__Task to carry out__. Set down every entry again word for word, please, but skip the pictures.

(Records from a data source)
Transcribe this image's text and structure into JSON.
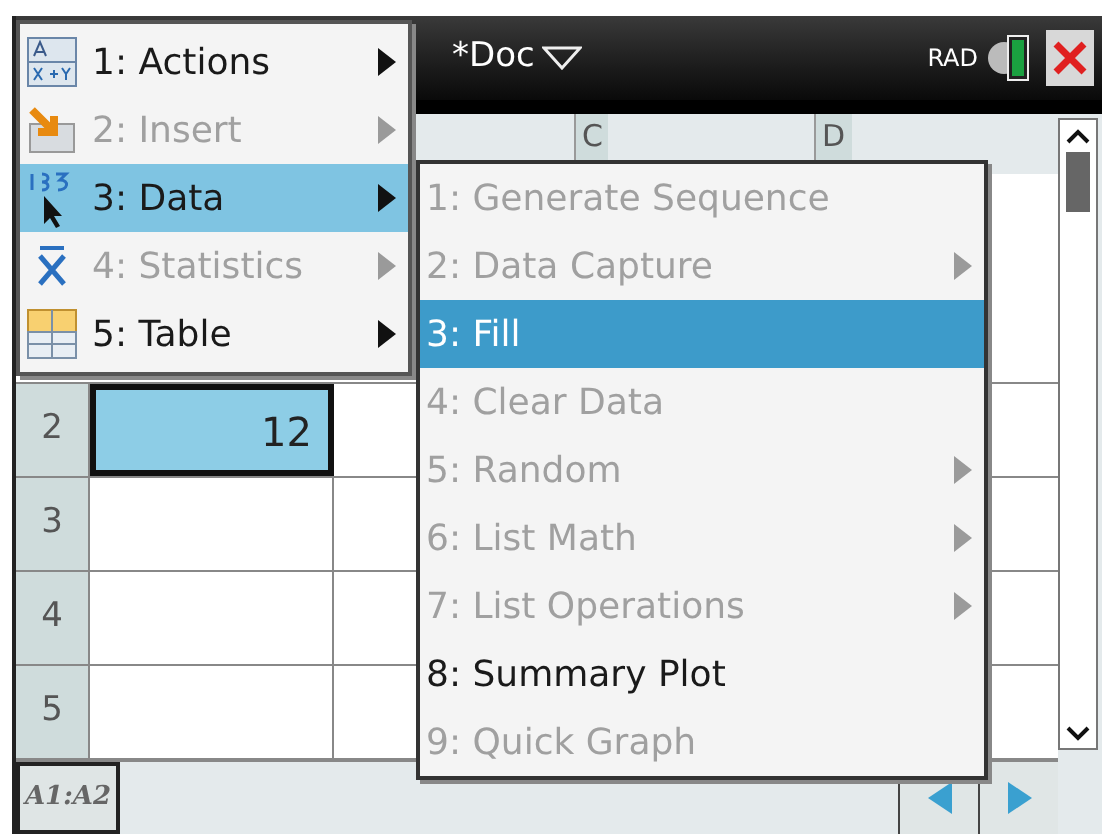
{
  "title_bar": {
    "document": "*Doc",
    "mode": "RAD"
  },
  "menu": [
    {
      "label": "1: Actions",
      "disabled": false,
      "selected": false,
      "submenu": true,
      "kind": "actions"
    },
    {
      "label": "2: Insert",
      "disabled": true,
      "selected": false,
      "submenu": true,
      "kind": "insert"
    },
    {
      "label": "3: Data",
      "disabled": false,
      "selected": true,
      "submenu": true,
      "kind": "data"
    },
    {
      "label": "4: Statistics",
      "disabled": true,
      "selected": false,
      "submenu": true,
      "kind": "stats"
    },
    {
      "label": "5: Table",
      "disabled": false,
      "selected": false,
      "submenu": true,
      "kind": "table"
    }
  ],
  "submenu": [
    {
      "label": "1: Generate Sequence",
      "disabled": true,
      "selected": false,
      "submenu": false
    },
    {
      "label": "2: Data Capture",
      "disabled": true,
      "selected": false,
      "submenu": true
    },
    {
      "label": "3: Fill",
      "disabled": false,
      "selected": true,
      "submenu": false
    },
    {
      "label": "4: Clear Data",
      "disabled": true,
      "selected": false,
      "submenu": false
    },
    {
      "label": "5: Random",
      "disabled": true,
      "selected": false,
      "submenu": true
    },
    {
      "label": "6: List Math",
      "disabled": true,
      "selected": false,
      "submenu": true
    },
    {
      "label": "7: List Operations",
      "disabled": true,
      "selected": false,
      "submenu": true
    },
    {
      "label": "8: Summary Plot",
      "disabled": false,
      "selected": false,
      "submenu": false
    },
    {
      "label": "9: Quick Graph",
      "disabled": true,
      "selected": false,
      "submenu": false
    }
  ],
  "sheet": {
    "columns": [
      "C",
      "D"
    ],
    "rows": [
      {
        "number": "2",
        "cell_a": "12",
        "selected": true
      },
      {
        "number": "3",
        "selected": false
      },
      {
        "number": "4",
        "selected": false
      },
      {
        "number": "5",
        "selected": false
      }
    ]
  },
  "status_bar": {
    "selection": "A1:A2"
  }
}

__Written answer__.
Transcribe this image's text and structure into JSON.
{
  "title_bar": {
    "document": "*Doc",
    "mode": "RAD"
  },
  "menu": [
    {
      "label": "1: Actions",
      "disabled": false,
      "selected": false,
      "submenu": true,
      "kind": "actions"
    },
    {
      "label": "2: Insert",
      "disabled": true,
      "selected": false,
      "submenu": true,
      "kind": "insert"
    },
    {
      "label": "3: Data",
      "disabled": false,
      "selected": true,
      "submenu": true,
      "kind": "data"
    },
    {
      "label": "4: Statistics",
      "disabled": true,
      "selected": false,
      "submenu": true,
      "kind": "stats"
    },
    {
      "label": "5: Table",
      "disabled": false,
      "selected": false,
      "submenu": true,
      "kind": "table"
    }
  ],
  "submenu": [
    {
      "label": "1: Generate Sequence",
      "disabled": true,
      "selected": false,
      "submenu": false
    },
    {
      "label": "2: Data Capture",
      "disabled": true,
      "selected": false,
      "submenu": true
    },
    {
      "label": "3: Fill",
      "disabled": false,
      "selected": true,
      "submenu": false
    },
    {
      "label": "4: Clear Data",
      "disabled": true,
      "selected": false,
      "submenu": false
    },
    {
      "label": "5: Random",
      "disabled": true,
      "selected": false,
      "submenu": true
    },
    {
      "label": "6: List Math",
      "disabled": true,
      "selected": false,
      "submenu": true
    },
    {
      "label": "7: List Operations",
      "disabled": true,
      "selected": false,
      "submenu": true
    },
    {
      "label": "8: Summary Plot",
      "disabled": false,
      "selected": false,
      "submenu": false
    },
    {
      "label": "9: Quick Graph",
      "disabled": true,
      "selected": false,
      "submenu": false
    }
  ],
  "sheet": {
    "columns": [
      "C",
      "D"
    ],
    "rows": [
      {
        "number": "2",
        "cell_a": "12",
        "selected": true
      },
      {
        "number": "3",
        "selected": false
      },
      {
        "number": "4",
        "selected": false
      },
      {
        "number": "5",
        "selected": false
      }
    ]
  },
  "status_bar": {
    "selection": "A1:A2"
  }
}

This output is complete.